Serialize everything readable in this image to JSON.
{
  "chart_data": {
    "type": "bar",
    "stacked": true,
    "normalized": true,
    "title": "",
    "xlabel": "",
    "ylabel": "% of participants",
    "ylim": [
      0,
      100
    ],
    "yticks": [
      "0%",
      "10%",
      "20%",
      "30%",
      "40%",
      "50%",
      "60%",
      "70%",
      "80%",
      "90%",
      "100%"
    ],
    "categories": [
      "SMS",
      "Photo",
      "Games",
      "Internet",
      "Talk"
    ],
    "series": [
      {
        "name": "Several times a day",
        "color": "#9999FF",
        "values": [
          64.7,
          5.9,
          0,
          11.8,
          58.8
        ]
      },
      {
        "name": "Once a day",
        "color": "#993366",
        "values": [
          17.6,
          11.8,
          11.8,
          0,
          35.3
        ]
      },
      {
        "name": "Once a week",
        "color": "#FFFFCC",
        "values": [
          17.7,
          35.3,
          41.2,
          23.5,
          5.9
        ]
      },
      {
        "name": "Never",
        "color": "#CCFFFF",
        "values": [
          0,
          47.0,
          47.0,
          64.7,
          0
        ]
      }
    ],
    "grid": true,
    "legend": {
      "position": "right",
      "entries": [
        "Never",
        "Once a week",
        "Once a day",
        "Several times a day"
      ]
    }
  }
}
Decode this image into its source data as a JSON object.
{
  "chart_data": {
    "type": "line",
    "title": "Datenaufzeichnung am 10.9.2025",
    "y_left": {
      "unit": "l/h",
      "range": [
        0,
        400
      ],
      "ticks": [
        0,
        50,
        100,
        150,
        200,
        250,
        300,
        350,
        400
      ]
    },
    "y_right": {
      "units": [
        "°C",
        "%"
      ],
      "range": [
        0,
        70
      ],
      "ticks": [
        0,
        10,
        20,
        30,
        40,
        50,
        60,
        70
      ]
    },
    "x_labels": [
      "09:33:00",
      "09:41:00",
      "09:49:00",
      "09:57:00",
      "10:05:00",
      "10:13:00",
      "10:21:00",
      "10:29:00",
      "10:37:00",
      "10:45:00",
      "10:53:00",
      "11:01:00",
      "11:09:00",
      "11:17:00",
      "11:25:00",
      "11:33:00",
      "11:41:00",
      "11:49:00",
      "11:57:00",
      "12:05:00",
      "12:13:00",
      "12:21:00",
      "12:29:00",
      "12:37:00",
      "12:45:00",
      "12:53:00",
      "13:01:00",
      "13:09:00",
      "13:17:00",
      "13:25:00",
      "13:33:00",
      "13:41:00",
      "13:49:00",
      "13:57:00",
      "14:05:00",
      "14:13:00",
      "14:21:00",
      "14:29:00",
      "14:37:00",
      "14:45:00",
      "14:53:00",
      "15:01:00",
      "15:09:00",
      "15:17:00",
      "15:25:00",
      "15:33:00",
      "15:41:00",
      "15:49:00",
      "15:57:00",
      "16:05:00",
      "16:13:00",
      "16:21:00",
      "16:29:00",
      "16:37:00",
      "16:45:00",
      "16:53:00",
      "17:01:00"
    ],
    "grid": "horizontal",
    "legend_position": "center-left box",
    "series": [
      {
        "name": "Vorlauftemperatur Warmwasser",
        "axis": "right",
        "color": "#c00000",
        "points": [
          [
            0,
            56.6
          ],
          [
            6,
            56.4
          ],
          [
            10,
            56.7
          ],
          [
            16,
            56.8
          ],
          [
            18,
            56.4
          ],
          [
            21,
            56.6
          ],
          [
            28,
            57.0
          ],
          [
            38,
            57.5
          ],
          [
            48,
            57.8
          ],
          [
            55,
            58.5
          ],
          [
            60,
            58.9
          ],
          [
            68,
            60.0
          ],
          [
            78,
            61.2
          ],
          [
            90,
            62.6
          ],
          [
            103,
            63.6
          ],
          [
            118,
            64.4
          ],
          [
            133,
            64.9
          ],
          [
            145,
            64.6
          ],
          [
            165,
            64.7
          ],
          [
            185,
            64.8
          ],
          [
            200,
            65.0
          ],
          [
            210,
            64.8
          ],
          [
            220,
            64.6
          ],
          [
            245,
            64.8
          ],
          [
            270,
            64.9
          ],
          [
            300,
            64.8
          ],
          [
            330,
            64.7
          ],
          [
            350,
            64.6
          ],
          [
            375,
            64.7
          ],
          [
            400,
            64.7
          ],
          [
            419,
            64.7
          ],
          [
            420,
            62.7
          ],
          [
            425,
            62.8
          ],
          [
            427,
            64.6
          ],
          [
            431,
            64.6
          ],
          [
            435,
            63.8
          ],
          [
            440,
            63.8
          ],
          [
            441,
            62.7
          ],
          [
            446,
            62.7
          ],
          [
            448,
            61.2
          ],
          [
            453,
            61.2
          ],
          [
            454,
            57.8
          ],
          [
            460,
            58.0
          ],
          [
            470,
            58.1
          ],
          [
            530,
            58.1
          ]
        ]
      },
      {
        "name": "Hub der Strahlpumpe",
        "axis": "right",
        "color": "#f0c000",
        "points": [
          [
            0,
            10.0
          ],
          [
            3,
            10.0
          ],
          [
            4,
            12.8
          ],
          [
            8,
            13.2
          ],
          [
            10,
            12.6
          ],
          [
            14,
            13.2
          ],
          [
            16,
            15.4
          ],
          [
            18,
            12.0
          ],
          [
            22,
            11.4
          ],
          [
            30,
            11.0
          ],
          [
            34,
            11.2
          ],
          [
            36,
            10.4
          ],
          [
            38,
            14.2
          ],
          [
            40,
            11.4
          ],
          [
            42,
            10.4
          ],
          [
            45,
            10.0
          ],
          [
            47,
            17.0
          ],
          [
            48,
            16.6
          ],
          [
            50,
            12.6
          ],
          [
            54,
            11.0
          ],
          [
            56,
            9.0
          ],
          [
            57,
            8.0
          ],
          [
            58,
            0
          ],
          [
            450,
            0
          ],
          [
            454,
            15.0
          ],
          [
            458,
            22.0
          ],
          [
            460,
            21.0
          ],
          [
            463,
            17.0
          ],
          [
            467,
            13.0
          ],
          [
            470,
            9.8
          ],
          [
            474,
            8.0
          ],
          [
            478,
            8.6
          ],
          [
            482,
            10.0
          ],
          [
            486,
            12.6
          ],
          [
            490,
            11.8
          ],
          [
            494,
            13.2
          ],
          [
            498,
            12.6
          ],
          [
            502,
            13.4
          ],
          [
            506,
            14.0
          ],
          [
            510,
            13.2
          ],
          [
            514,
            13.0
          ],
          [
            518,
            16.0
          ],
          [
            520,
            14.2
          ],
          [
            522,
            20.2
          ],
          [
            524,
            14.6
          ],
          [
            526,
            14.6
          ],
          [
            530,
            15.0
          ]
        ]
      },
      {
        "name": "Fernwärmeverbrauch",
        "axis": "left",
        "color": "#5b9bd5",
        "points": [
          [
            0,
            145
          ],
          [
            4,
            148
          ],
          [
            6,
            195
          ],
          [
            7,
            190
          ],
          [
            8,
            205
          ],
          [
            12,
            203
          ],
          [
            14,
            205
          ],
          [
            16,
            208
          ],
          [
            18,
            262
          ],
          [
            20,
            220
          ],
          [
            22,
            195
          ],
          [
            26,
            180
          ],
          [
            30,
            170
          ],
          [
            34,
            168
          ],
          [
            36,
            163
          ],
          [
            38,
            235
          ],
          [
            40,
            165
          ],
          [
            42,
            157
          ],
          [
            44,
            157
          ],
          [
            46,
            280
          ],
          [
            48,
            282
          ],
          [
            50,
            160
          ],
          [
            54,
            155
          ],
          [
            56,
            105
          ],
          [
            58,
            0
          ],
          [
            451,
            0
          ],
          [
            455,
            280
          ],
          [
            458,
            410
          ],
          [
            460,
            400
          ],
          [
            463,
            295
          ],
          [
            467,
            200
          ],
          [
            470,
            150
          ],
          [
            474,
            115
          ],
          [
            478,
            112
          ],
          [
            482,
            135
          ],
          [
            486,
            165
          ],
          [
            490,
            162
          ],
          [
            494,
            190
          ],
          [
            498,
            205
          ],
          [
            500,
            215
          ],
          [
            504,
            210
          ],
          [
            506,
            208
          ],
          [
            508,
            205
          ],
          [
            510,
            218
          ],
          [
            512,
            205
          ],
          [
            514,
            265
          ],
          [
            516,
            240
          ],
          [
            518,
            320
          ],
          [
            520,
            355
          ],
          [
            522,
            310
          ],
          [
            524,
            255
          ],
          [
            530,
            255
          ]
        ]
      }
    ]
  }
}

::::

EXERCISE: Find all lines holding the string "times" and copy them.

EXERCISE ANSWER:
        "name": "Several times a day",
        "Several times a day"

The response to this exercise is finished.